- Task requirements -
Every line in the data below that holds "prostitutie" should be found and copied.

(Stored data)
== Segment start ==

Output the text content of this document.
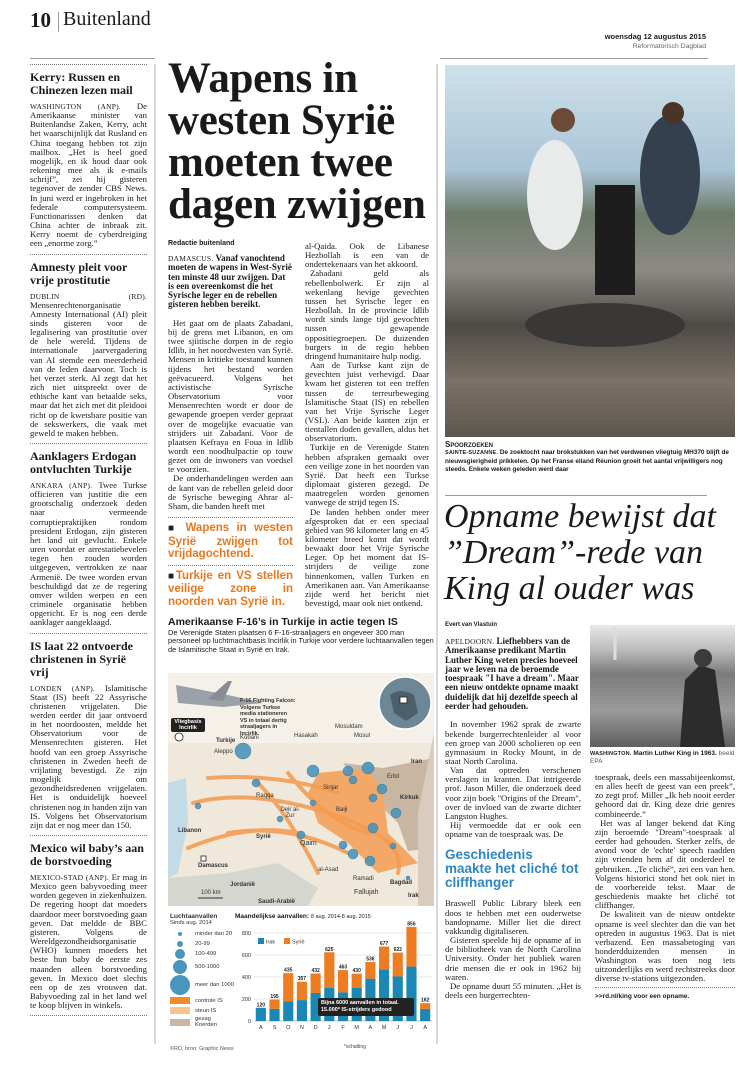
10 Buitenland
woensdag 12 augustus 2015
Reformatorisch Dagblad
Kerry: Russen en Chinezen lezen mail
WASHINGTON (ANP). De Amerikaanse minister van Buitenlandse Zaken, Kerry, acht het waarschijnlijk dat Rusland en China toegang hebben tot zijn mailbox. „Het is heel goed mogelijk, en ik houd daar ook rekening mee als ik e-mails schrijf”, zei hij gisteren tegenover de zender CBS News. In juni werd er ingebroken in het federale computersysteem. Functionarissen denken dat China achter de inbraak zit. Kerry noemt de cyberdreiging een „enorme zorg.”
Amnesty pleit voor vrije prostitutie
DUBLIN (RD). Mensenrechtenorganisatie Amnesty International (AI) pleit sinds gisteren voor de legalisering van prostitutie over de hele wereld. Tijdens de internationale jaarvergadering van AI stemde een meerderheid van de leden daarvoor. Toch is het verzet sterk. AI zegt dat het zich niet uitspreekt over de ethische kant van betaalde seks, maar dat het zich met dit pleidooi richt op de kwetsbare positie van de sekswerkers, die vaak met geweld te maken hebben.
Aanklagers Erdogan ontvluchten Turkije
ANKARA (ANP). Twee Turkse officieren van justitie die een grootschalig onderzoek deden naar vermeende corruptiepraktijken rondom president Erdogan, zijn gisteren het land uit gevlucht. Enkele uren voordat er arrestatiebevelen tegen hen zouden worden uitgegeven, vertrokken ze naar Armenië. De twee worden ervan beschuldigd dat ze de regering omver wilden werpen en een criminele organisatie hebben opgericht. Er is nog een derde aanklager aangeklaagd.
IS laat 22 ontvoerde christenen in Syrië vrij
LONDEN (ANP). Islamitische Staat (IS) heeft 22 Assyrische christenen vrijgelaten. Die werden eerder dit jaar ontvoerd in het noordoosten, meldde het Observatorium voor de Mensenrechten gisteren. Het hoofd van een groep Assyrische christenen in Zweden heeft de vrijlating bevestigd. Ze zijn mogelijk om gezondheidsredenen vrijgelaten. Het is onduidelijk hoeveel christenen nog in handen zijn van IS. Volgens het Observatorium zijn dat er nog meer dan 150.
Mexico wil baby’s aan de borstvoeding
MEXICO-STAD (ANP). Er mag in Mexico geen babyvoeding meer worden gegeven in ziekenhuizen. De regering hoopt dat moeders daardoor meer borstvoeding gaan geven. Dat meldde de BBC gisteren. Volgens de Wereldgezondheidsorganisatie (WHO) kunnen moeders het beste hun baby de eerste zes maanden alleen borstvoeding geven. In Mexico doet slechts een op de zes vrouwen dat. Babyvoeding zal in het land wel te koop blijven in winkels.
Wapens in westen Syrië moeten twee dagen zwijgen
Redactie buitenland

DAMASCUS. Vanaf vanochtend moeten de wapens in West-Syrië ten minste 48 uur zwijgen. Dat is een overeenkomst die het Syrische leger en de rebellen gisteren hebben bereikt.

Het gaat om de plaats Zabadani, bij de grens met Libanon, en om twee sjiitische dorpen in de regio Idlib, in het noordwesten van Syrië. Mensen in kritieke toestand kunnen tijdens het bestand worden geëvacueerd. Volgens het activistische Syrische Observatorium voor Mensenrechten wordt er door de gewapende groepen verder gepraat over de mogelijke evacuatie van strijders uit Zabadani. Voor de plaatsen Kefraya en Foua in Idlib wordt een noodhulpactie op touw gezet om de inwoners van voedsel te voorzien.

De onderhandelingen werden aan de kant van de rebellen geleid door de Syrische beweging Ahrar al-Sham, die banden heeft met

■ Wapens in westen Syrië zwijgen tot vrijdagochtend.
■Turkije en VS stellen veilige zone in noorden van Syrië in.

al-Qaida. Ook de Libanese Hezbollah is een van de ondertekenaars van het akkoord.

Zabadani geld als rebellenbolwerk. Er zijn al wekenlang hevige gevechten tussen het Syrische leger en Hezbollah. In de provincie Idlib wordt sinds lange tijd gevochten tussen gewapende oppositiegroepen. De duizenden burgers in de regio hebben dringend humanitaire hulp nodig.

Aan de Turkse kant zijn de gevechten juist verhevigd. Daar kwam het gisteren tot een treffen tussen de terreurbeweging Islamitische Staat (IS) en rebellen van het Vrije Syrische Leger (VSL). Aan beide kanten zijn er tientallen doden gevallen, aldus het observatorium.

Turkije en de Verenigde Staten hebben afspraken gemaakt over een veilige zone in het noorden van Syrië. Dat heeft een Turkse diplomaat gisteren gezegd. De maatregelen worden genomen vanwege de strijd tegen IS.

De landen hebben onder meer afgesproken dat er een speciaal gebied van 98 kilometer lang en 45 kilometer breed komt dat wordt bewaakt door het Vrije Syrische Leger. Op het moment dat IS-strijders de veilige zone binnenkomen, vallen Turken en Amerikanen aan. Van Amerikaanse zijde werd het bericht niet bevestigd, maar ook niet ontkend.

Amerikaanse F-16’s in Turkije in actie tegen IS
De Verenigde Staten plaatsen 6 F-16-straaljagers en ongeveer 300 man personeel op luchtmachtbasis Incirlik in Turkije voor verdere luchtaanvallen tegen de Islamitische Staat in Syrië en Irak.
F-16 Fighting Falcon:
Volgens Turkse media stationeren VS in totaal dertig straaljagers in Incirlik.
Vliegbasis Incirlik
Turkije Kobani
Aleppo
Hasakah
Mosuldam
Mosul
Iran
Erbil
Sinjar
Kirkuk
Raqqa
Baiji
Deir al-Zur
Libanon
Syrië
Qaim
Damascus
al-Asad
Ramadi
Bagdad
Jordanië
Fallujah	Irak
100 km
Saudi-Arabië
Luchtaanvallen
Sinds aug. 2014
minder dan 20
20-99
100-499
500-1000
meer dan 1000
controle IS
steun IS
gezag Koerden
©RD, bron: Graphic News
Maandelijkse aanvallen: 8 aug. 2014-8 aug. 2015
0
200
400
600
800
120
A
195
S
435
O
357
N
432
D
625
J
463
F
430
M
536
A
677
M
622
J
856
J
162
A
Irak	Syrië
Bijna 6000 aanvallen in totaal. 15.000* IS-strijders gedood
*schatting
Spoorzoeken
SAINTE-SUZANNE. De zoektocht naar brokstukken van het verdwenen vliegtuig MH370 blijft de nieuwsgierigheid prikkelen. Op het Franse eiland Réunion groeit het aantal vrijwilligers nog steeds. Enkele weken geleden werd daar
Opname bewijst dat ”Dream”-rede van King al ouder was
Evert van Vlastuin

APELDOORN. Liefhebbers van de Amerikaanse predikant Martin Luther King weten precies hoeveel jaar we leven na de beroemde toespraak "I have a dream". Maar een nieuw ontdekte opname maakt duidelijk dat hij dezelfde speech al eerder had gehouden.

In november 1962 sprak de zwarte bekende burgerrechtenleider al voor een groep van 2000 scholieren op een gymnasium in Rocky Mount, in de staat North Carolina.

Van dat optreden verschenen verslagen in kranten. Dat intrigeerde prof. Jason Miller, die onderzoek deed voor zijn boek "Origins of the Dream", over de invloed van de zwarte dichter Langston Hughes.

Hij vermoedde dat er ook een opname van de toespraak was. De

Geschiedenis maakte het cliché tot cliffhanger

Braswell Public Library bleek een doos te hebben met een ouderwetse bandopname. Miller liet die direct vakkundig digitaliseren.

Gisteren speelde hij de opname af in de bibliotheek van de North Carolina University. Onder het publiek waren drie mensen die er ook in 1962 bij waren.

De opname duurt 55 minuten. „Het is deels een burgerrechten-

WASHINGTON. Martin Luther King in 1963. beeld EPA

toespraak, deels een massabijeenkomst, en alles heeft de geest van een preek”, zo zegt prof. Miller „Ik heb nooit eerder gehoord dat dr. King deze drie genres combineerde.”

Het was al langer bekend dat King zijn beroemde "Dream"-toespraak al eerder had gehouden. Sterker zelfs, de avond voor de 'echte' speech raadden zijn vrienden hem af dit onderdeel te gebruiken. „Te cliché”, zei een van hen. Volgens historici stond het ook niet in de voorbereide tekst. Maar de geschiedenis maakte het cliché tot cliffhanger.

De kwaliteit van de nieuw ontdekte opname is veel slechter dan die van het optreden in augustus 1963. Dat is niet verbazend. Een massabetoging van honderdduizenden mensen in Washington was toen nog iets uitzonderlijks en werd rechtstreeks door diverse tv-stations uitgezonden.

>>rd.nl/king voor een opname.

== Segment end ==

- Final answer -
Amnesty pleit voor vrije prostitutie
DUBLIN (RD). Mensenrechtenorganisatie Amnesty International (AI) pleit sinds gisteren voor de legalisering van prostitutie over de hele wereld. Tijdens de internationale jaarvergadering van AI stemde een meerderheid van de leden daarvoor. Toch is het verzet sterk. AI zegt dat het zich niet uitspreekt over de ethische kant van betaalde seks, maar dat het zich met dit pleidooi richt op de kwetsbare positie van de sekswerkers, die vaak met geweld te maken hebben.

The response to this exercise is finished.